▶ What is asked
Scan the listing below and copy every line holding "периодах".

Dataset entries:
::::
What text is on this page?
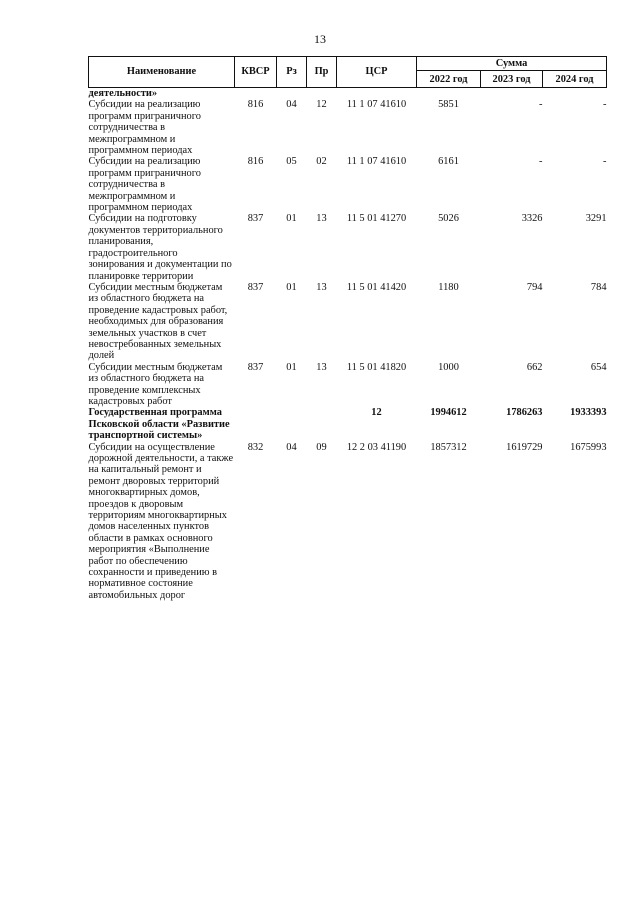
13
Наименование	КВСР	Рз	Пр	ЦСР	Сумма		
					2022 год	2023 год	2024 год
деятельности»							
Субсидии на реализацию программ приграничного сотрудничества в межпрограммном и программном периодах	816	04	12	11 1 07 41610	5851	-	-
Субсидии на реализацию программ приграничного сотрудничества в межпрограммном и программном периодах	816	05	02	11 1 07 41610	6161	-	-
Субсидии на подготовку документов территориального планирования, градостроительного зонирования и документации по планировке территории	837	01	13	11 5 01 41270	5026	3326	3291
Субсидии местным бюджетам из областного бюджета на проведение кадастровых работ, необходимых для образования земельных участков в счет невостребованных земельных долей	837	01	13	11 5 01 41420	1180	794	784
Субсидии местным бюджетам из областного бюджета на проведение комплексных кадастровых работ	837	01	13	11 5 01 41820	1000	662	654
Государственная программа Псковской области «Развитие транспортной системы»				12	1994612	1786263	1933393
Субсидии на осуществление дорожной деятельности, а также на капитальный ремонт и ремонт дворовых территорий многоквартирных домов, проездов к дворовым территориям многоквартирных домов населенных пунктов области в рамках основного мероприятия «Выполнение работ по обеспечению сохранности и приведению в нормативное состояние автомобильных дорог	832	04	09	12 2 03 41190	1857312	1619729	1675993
::::
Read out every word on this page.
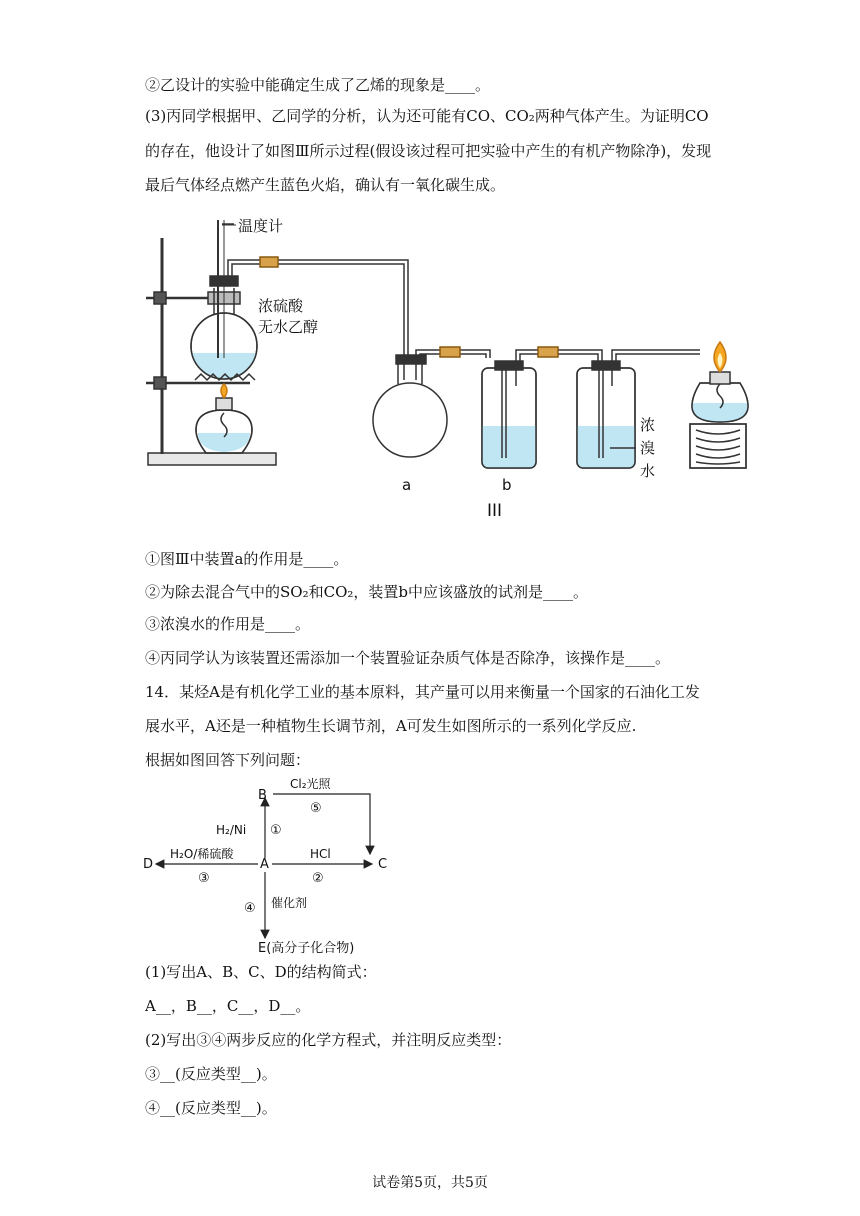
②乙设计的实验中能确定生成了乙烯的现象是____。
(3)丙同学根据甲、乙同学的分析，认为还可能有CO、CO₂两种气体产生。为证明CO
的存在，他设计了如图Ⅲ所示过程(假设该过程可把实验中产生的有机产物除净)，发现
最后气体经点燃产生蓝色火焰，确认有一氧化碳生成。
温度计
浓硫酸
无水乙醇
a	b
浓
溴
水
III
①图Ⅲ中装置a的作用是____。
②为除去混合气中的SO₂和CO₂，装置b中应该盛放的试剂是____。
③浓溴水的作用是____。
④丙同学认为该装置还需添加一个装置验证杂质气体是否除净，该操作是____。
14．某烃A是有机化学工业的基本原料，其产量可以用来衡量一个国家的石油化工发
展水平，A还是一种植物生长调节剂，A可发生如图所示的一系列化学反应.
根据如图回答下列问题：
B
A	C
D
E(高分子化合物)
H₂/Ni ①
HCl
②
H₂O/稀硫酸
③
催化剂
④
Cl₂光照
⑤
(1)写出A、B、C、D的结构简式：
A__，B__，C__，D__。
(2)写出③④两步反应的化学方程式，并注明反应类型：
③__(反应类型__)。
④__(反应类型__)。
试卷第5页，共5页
::::
▶ Output
Субсидии на реализацию программ приграничного сотрудничества в межпрограммном и программном периодах	816	04	12	11 1 07 41610	5851	-	-
Субсидии на реализацию программ приграничного сотрудничества в межпрограммном и программном периодах	816	05	02	11 1 07 41610	6161	-	-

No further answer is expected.